### EXERCISE TASK
Rewrite the material below, switching every "vote-label" to "vote-result" and keeping everything else the same, with the pictures left out.

(Extracted material)
::::

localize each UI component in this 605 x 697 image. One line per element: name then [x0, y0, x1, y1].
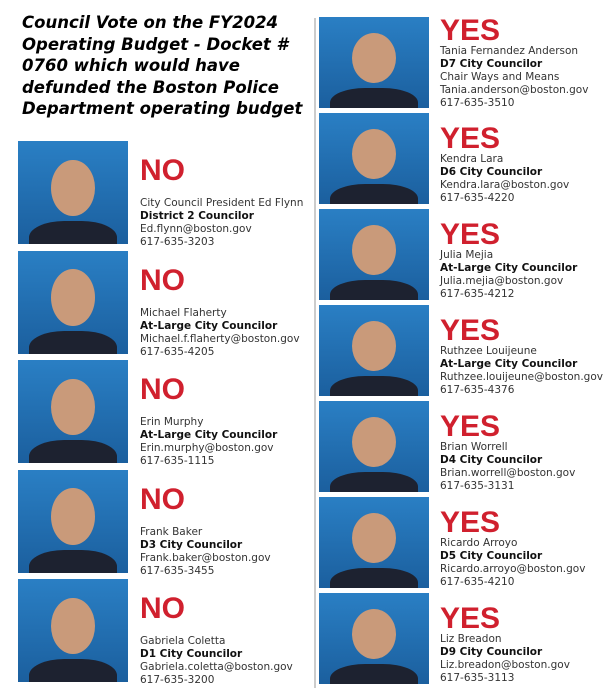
councilor-phone: 617-635-4205 — [140, 345, 215, 358]
councilor-photo — [319, 209, 429, 300]
councilor-email[interactable]: Frank.baker@boston.gov — [140, 551, 271, 564]
councilor-photo — [319, 305, 429, 396]
councilor-name: Gabriela Coletta — [140, 635, 226, 647]
vote-label: NO — [140, 263, 185, 297]
councilor-photo — [319, 497, 429, 588]
councilor-role: D4 City Councilor — [440, 454, 543, 466]
vote-label: YES — [440, 506, 501, 539]
column-divider — [314, 18, 316, 688]
councilor-name: Michael Flaherty — [140, 306, 227, 319]
councilor-email[interactable]: Ricardo.arroyo@boston.gov — [440, 563, 586, 575]
councilor-email[interactable]: Ed.flynn@boston.gov — [140, 223, 252, 235]
councilor-phone: 617-635-3113 — [440, 672, 515, 684]
vote-label: YES — [440, 14, 501, 47]
councilor-name: Julia Mejia — [440, 249, 494, 261]
vote-label: NO — [140, 482, 185, 516]
councilor-photo — [319, 113, 429, 204]
councilor-extra-role: Chair Ways and Means — [440, 71, 560, 83]
councilor-photo — [18, 469, 128, 573]
councilor-phone: 617-635-3203 — [140, 236, 215, 248]
councilor-role: D7 City Councilor — [440, 58, 543, 70]
councilor-email[interactable]: Brian.worrell@boston.gov — [440, 467, 576, 479]
councilor-role: At-Large City Councilor — [140, 429, 278, 441]
councilor-photo — [18, 141, 128, 244]
councilor-role: At-Large City Councilor — [440, 262, 578, 274]
councilor-name: Kendra Lara — [440, 153, 504, 165]
councilor-email[interactable]: Kendra.lara@boston.gov — [440, 179, 570, 191]
councilor-phone: 617-635-4376 — [440, 384, 515, 396]
councilor-email[interactable]: Julia.mejia@boston.gov — [440, 275, 564, 287]
councilor-name: Frank Baker — [140, 525, 203, 538]
councilor-name: Liz Breadon — [440, 633, 502, 645]
councilor-role: At-Large City Councilor — [440, 358, 578, 370]
councilor-email[interactable]: Liz.breadon@boston.gov — [440, 659, 570, 671]
councilor-phone: 617-635-4212 — [440, 288, 515, 300]
vote-label: YES — [440, 602, 501, 635]
councilor-name: City Council President Ed Flynn — [140, 197, 304, 209]
councilor-name: Ricardo Arroyo — [440, 537, 518, 549]
vote-label: YES — [440, 410, 501, 443]
councilor-email[interactable]: Ruthzee.louijeune@boston.gov — [440, 371, 603, 383]
councilor-email[interactable]: Michael.f.flaherty@boston.gov — [140, 332, 300, 345]
councilor-name: Brian Worrell — [440, 441, 508, 453]
councilor-phone: 617-635-3131 — [440, 480, 515, 492]
councilor-role: D3 City Councilor — [140, 538, 243, 551]
councilor-photo — [18, 579, 128, 682]
councilor-phone: 617-635-4210 — [440, 576, 515, 588]
councilor-email[interactable]: Tania.anderson@boston.gov — [440, 84, 589, 96]
councilor-role: D5 City Councilor — [440, 550, 543, 562]
councilor-photo — [319, 401, 429, 492]
councilor-name: Tania Fernandez Anderson — [440, 45, 579, 57]
councilor-photo — [18, 250, 128, 354]
vote-label: NO — [140, 154, 185, 187]
councilor-photo — [319, 593, 429, 684]
page-title: Council Vote on the FY2024 Operating Bud… — [22, 13, 303, 118]
vote-label: YES — [440, 314, 501, 347]
councilor-email[interactable]: Erin.murphy@boston.gov — [140, 442, 274, 454]
councilor-role: D6 City Councilor — [440, 166, 543, 178]
vote-label: YES — [440, 218, 501, 251]
vote-label: NO — [140, 373, 185, 406]
councilor-photo — [319, 17, 429, 108]
councilor-photo — [18, 360, 128, 463]
councilor-phone: 617-635-3510 — [440, 97, 515, 109]
vote-label: NO — [140, 592, 185, 625]
councilor-phone: 617-635-1115 — [140, 455, 215, 467]
councilor-role: At-Large City Councilor — [140, 319, 278, 332]
councilor-name: Ruthzee Louijeune — [440, 345, 537, 357]
councilor-phone: 617-635-4220 — [440, 192, 515, 204]
councilor-phone: 617-635-3455 — [140, 564, 215, 577]
councilor-role: D1 City Councilor — [140, 648, 243, 660]
councilor-name: Erin Murphy — [140, 416, 204, 428]
councilor-role: D9 City Councilor — [440, 646, 543, 658]
councilor-email[interactable]: Gabriela.coletta@boston.gov — [140, 661, 293, 673]
councilor-phone: 617-635-3200 — [140, 674, 215, 686]
vote-label: YES — [440, 122, 501, 155]
councilor-role: District 2 Councilor — [140, 210, 254, 222]
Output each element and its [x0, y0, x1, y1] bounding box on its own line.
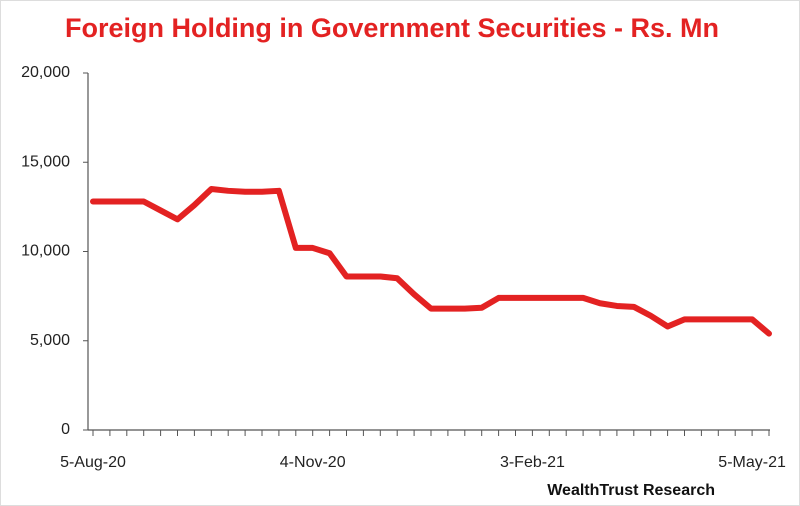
y-tick-label: 10,000 [21, 243, 70, 260]
y-tick-label: 20,000 [21, 64, 70, 81]
y-tick-label: 0 [61, 421, 70, 438]
y-tick-label: 5,000 [30, 332, 70, 349]
source: WealthTrust Research [547, 482, 715, 499]
x-tick-label: 4-Nov-20 [280, 454, 346, 471]
y-tick-label: 15,000 [21, 153, 70, 170]
x-tick-label: 3-Feb-21 [500, 454, 565, 471]
data-line [90, 186, 772, 337]
x-tick-label: 5-May-21 [718, 454, 786, 471]
chart-title: Foreign Holding in Government Securities… [65, 13, 719, 43]
x-tick-label: 5-Aug-20 [60, 454, 126, 471]
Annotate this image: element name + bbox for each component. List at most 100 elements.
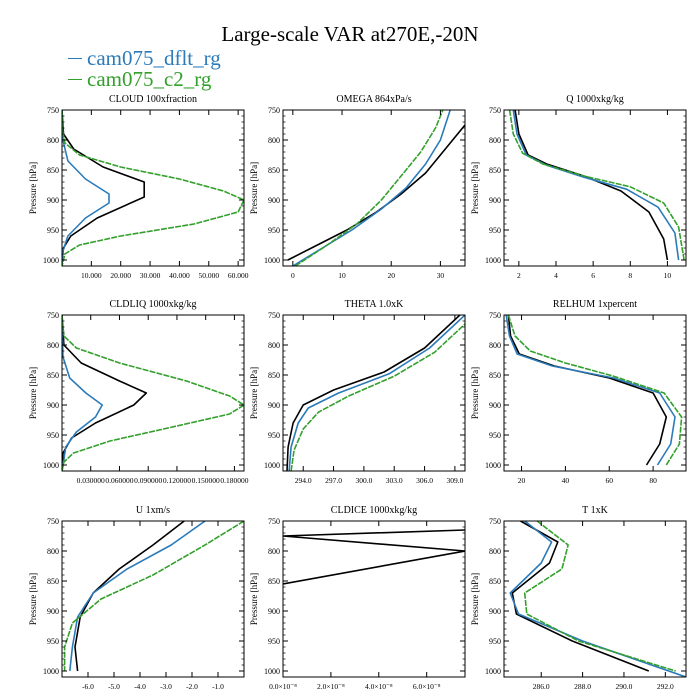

::::

### FINISHED TASK
localize each UI component in this 605 x 697 image. One line per element: name then [x0, y0, x1, y1].
councilor-phone: 617-635-4205 — [140, 345, 215, 358]
councilor-photo — [319, 209, 429, 300]
councilor-email[interactable]: Frank.baker@boston.gov — [140, 551, 271, 564]
councilor-photo — [319, 305, 429, 396]
councilor-name: Gabriela Coletta — [140, 635, 226, 647]
vote-result: NO — [140, 263, 185, 297]
councilor-photo — [319, 497, 429, 588]
councilor-role: D4 City Councilor — [440, 454, 543, 466]
vote-result: YES — [440, 506, 501, 539]
column-divider — [314, 18, 316, 688]
councilor-name: Michael Flaherty — [140, 306, 227, 319]
councilor-email[interactable]: Ricardo.arroyo@boston.gov — [440, 563, 586, 575]
councilor-email[interactable]: Ed.flynn@boston.gov — [140, 223, 252, 235]
councilor-phone: 617-635-3113 — [440, 672, 515, 684]
vote-result: YES — [440, 14, 501, 47]
councilor-name: Julia Mejia — [440, 249, 494, 261]
vote-result: NO — [140, 482, 185, 516]
councilor-photo — [319, 113, 429, 204]
councilor-extra-role: Chair Ways and Means — [440, 71, 560, 83]
councilor-photo — [18, 469, 128, 573]
councilor-phone: 617-635-3203 — [140, 236, 215, 248]
councilor-role: D7 City Councilor — [440, 58, 543, 70]
councilor-email[interactable]: Brian.worrell@boston.gov — [440, 467, 576, 479]
councilor-role: At-Large City Councilor — [140, 429, 278, 441]
councilor-photo — [18, 141, 128, 244]
councilor-role: At-Large City Councilor — [440, 262, 578, 274]
councilor-name: Kendra Lara — [440, 153, 504, 165]
councilor-email[interactable]: Kendra.lara@boston.gov — [440, 179, 570, 191]
councilor-phone: 617-635-4376 — [440, 384, 515, 396]
councilor-email[interactable]: Julia.mejia@boston.gov — [440, 275, 564, 287]
councilor-name: Frank Baker — [140, 525, 203, 538]
councilor-name: Liz Breadon — [440, 633, 502, 645]
councilor-role: At-Large City Councilor — [440, 358, 578, 370]
councilor-email[interactable]: Liz.breadon@boston.gov — [440, 659, 570, 671]
councilor-phone: 617-635-4212 — [440, 288, 515, 300]
vote-result: YES — [440, 602, 501, 635]
councilor-name: City Council President Ed Flynn — [140, 197, 304, 209]
councilor-name: Ricardo Arroyo — [440, 537, 518, 549]
vote-result: YES — [440, 410, 501, 443]
councilor-email[interactable]: Ruthzee.louijeune@boston.gov — [440, 371, 603, 383]
councilor-email[interactable]: Michael.f.flaherty@boston.gov — [140, 332, 300, 345]
councilor-name: Brian Worrell — [440, 441, 508, 453]
councilor-phone: 617-635-3131 — [440, 480, 515, 492]
councilor-role: D3 City Councilor — [140, 538, 243, 551]
councilor-photo — [18, 579, 128, 682]
councilor-phone: 617-635-4210 — [440, 576, 515, 588]
councilor-email[interactable]: Tania.anderson@boston.gov — [440, 84, 589, 96]
councilor-role: D5 City Councilor — [440, 550, 543, 562]
councilor-photo — [319, 401, 429, 492]
councilor-name: Tania Fernandez Anderson — [440, 45, 579, 57]
councilor-photo — [18, 250, 128, 354]
vote-result: NO — [140, 154, 185, 187]
councilor-photo — [319, 593, 429, 684]
page-title: Council Vote on the FY2024 Operating Bud… — [22, 13, 303, 118]
vote-result: YES — [440, 314, 501, 347]
councilor-email[interactable]: Erin.murphy@boston.gov — [140, 442, 274, 454]
councilor-role: D6 City Councilor — [440, 166, 543, 178]
vote-result: YES — [440, 218, 501, 251]
vote-result: NO — [140, 373, 185, 406]
councilor-photo — [319, 17, 429, 108]
councilor-photo — [18, 360, 128, 463]
councilor-phone: 617-635-3510 — [440, 97, 515, 109]
vote-result: NO — [140, 592, 185, 625]
councilor-phone: 617-635-1115 — [140, 455, 215, 467]
councilor-role: At-Large City Councilor — [140, 319, 278, 332]
councilor-name: Ruthzee Louijeune — [440, 345, 537, 357]
councilor-phone: 617-635-4220 — [440, 192, 515, 204]
councilor-phone: 617-635-3455 — [140, 564, 215, 577]
councilor-role: D1 City Councilor — [140, 648, 243, 660]
councilor-name: Erin Murphy — [140, 416, 204, 428]
councilor-role: D9 City Councilor — [440, 646, 543, 658]
councilor-email[interactable]: Gabriela.coletta@boston.gov — [140, 661, 293, 673]
councilor-phone: 617-635-3200 — [140, 674, 215, 686]
vote-result: YES — [440, 122, 501, 155]
councilor-role: District 2 Councilor — [140, 210, 254, 222]
Output each element and its [x0, y0, x1, y1] bounding box on its own line.
y-tick-label: 10,000 [21, 243, 70, 260]
y-tick-label: 20,000 [21, 64, 70, 81]
y-tick-label: 0 [61, 421, 70, 438]
y-tick-label: 5,000 [30, 332, 70, 349]
source: WealthTrust Research [547, 482, 715, 499]
x-tick-label: 4-Nov-20 [280, 454, 346, 471]
y-tick-label: 15,000 [21, 153, 70, 170]
x-tick-label: 3-Feb-21 [500, 454, 565, 471]
data-line [90, 186, 772, 337]
x-tick-label: 5-May-21 [718, 454, 786, 471]
chart-title: Foreign Holding in Government Securities… [65, 13, 719, 43]
x-tick-label: 5-Aug-20 [60, 454, 126, 471]
Annotate this image: element name + bbox for each component. List at most 100 elements.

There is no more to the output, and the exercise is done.